- [TASK PROMPT]
Pull out every line below that holds the word "allows".

(Some records)
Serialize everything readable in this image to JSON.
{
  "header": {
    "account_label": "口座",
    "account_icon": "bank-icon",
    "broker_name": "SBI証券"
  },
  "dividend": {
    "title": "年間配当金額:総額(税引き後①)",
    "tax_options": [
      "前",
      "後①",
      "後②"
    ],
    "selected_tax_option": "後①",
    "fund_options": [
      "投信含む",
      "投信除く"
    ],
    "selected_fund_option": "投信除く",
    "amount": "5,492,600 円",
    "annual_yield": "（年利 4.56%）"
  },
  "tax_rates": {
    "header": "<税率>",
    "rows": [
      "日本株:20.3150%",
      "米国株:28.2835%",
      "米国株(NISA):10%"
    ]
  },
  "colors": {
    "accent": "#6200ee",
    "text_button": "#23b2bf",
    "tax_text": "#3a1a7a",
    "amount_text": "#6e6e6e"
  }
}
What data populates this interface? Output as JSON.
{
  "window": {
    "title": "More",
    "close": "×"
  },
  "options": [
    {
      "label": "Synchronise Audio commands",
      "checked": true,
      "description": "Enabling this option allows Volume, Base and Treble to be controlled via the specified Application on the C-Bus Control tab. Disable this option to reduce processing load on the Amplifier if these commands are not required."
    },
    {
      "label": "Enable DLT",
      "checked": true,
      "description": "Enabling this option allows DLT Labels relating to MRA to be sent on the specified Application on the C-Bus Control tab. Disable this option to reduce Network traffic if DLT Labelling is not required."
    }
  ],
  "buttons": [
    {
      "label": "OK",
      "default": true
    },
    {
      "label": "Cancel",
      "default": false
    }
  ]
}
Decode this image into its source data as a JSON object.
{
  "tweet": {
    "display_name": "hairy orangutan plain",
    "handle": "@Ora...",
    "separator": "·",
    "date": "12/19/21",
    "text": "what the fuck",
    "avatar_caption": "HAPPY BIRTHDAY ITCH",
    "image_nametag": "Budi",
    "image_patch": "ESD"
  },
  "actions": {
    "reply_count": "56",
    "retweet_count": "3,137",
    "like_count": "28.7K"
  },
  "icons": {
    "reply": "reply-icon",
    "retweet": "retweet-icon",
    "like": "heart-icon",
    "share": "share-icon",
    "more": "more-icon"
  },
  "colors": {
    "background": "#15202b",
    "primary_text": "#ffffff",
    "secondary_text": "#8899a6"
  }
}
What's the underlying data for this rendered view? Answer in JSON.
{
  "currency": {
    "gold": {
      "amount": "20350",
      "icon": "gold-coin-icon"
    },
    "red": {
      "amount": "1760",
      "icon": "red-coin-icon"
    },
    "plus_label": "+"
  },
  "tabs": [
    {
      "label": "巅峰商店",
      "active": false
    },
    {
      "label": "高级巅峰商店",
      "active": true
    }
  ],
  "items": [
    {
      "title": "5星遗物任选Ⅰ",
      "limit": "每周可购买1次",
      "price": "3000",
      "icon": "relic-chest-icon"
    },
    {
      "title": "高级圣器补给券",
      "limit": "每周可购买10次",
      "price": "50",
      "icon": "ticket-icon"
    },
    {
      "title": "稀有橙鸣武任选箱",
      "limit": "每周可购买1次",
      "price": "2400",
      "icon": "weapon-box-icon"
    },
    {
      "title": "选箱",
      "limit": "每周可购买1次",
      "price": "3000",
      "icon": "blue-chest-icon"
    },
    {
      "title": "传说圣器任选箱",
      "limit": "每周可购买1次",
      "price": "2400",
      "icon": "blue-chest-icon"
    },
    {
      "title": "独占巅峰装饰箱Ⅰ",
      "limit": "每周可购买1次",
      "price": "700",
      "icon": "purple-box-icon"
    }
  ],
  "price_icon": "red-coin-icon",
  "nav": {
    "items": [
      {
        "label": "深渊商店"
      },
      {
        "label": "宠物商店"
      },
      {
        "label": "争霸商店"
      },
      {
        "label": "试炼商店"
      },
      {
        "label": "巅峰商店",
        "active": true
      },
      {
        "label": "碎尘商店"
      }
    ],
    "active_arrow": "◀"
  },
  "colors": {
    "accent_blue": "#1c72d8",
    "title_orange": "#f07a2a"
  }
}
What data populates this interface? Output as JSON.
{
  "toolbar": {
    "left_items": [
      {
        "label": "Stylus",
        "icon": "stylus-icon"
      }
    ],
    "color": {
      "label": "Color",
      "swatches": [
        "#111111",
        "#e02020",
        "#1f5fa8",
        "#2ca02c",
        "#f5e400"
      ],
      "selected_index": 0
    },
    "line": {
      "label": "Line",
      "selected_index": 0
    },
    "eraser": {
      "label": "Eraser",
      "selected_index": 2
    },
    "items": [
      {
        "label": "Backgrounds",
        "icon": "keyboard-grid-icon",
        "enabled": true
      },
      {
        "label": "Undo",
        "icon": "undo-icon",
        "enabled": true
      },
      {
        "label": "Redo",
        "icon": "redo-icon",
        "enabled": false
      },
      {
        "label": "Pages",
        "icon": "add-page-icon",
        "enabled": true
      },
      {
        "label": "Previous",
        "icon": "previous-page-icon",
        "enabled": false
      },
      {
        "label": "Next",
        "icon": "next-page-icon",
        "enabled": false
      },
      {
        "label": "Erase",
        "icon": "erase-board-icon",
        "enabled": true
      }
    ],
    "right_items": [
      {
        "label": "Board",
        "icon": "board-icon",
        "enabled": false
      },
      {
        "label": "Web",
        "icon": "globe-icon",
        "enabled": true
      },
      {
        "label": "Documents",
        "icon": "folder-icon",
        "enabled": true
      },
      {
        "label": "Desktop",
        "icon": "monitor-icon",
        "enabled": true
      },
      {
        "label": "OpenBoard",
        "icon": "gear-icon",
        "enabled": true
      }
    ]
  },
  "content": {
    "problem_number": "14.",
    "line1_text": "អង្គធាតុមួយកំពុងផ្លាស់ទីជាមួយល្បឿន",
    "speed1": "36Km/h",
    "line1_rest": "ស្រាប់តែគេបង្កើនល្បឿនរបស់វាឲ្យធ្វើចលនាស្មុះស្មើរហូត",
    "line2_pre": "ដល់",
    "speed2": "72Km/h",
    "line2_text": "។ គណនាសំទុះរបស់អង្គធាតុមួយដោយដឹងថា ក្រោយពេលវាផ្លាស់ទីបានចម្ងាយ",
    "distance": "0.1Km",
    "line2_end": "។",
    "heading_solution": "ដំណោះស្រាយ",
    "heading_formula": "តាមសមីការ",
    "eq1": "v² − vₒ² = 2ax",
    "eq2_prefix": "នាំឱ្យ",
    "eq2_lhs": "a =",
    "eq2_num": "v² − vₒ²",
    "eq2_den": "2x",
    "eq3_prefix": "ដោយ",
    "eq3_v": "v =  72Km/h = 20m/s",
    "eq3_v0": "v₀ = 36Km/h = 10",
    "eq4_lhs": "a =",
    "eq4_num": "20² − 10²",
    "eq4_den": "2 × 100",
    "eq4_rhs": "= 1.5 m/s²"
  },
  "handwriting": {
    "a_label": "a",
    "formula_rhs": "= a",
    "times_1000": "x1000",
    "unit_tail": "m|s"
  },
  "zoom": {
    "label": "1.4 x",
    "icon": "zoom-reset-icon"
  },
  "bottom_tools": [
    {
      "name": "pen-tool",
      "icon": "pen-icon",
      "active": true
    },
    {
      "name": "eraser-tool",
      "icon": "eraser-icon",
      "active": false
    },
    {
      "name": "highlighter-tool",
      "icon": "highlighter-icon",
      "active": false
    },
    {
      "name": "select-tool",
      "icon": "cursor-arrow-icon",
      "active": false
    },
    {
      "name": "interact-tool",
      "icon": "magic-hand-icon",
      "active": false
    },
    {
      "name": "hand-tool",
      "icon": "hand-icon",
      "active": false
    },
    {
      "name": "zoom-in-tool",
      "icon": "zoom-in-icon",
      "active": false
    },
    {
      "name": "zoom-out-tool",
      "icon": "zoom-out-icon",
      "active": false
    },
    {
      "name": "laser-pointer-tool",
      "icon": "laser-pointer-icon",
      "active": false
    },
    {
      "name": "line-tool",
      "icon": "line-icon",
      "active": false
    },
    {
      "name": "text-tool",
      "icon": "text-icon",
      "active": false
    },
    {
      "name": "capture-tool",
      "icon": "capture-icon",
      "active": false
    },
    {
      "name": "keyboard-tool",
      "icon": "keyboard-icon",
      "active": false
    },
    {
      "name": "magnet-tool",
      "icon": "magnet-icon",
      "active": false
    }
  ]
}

- [OUTPUT OF THE EXERCISE]
      "description": "Enabling this option allows Volume, Base and Treble to be controlled via the specified Application on the C-Bus Control tab. Disable this option to reduce processing load on the Amplifier if these commands are not required."
      "description": "Enabling this option allows DLT Labels relating to MRA to be sent on the specified Application on the C-Bus Control tab. Disable this option to reduce Network traffic if DLT Labelling is not required."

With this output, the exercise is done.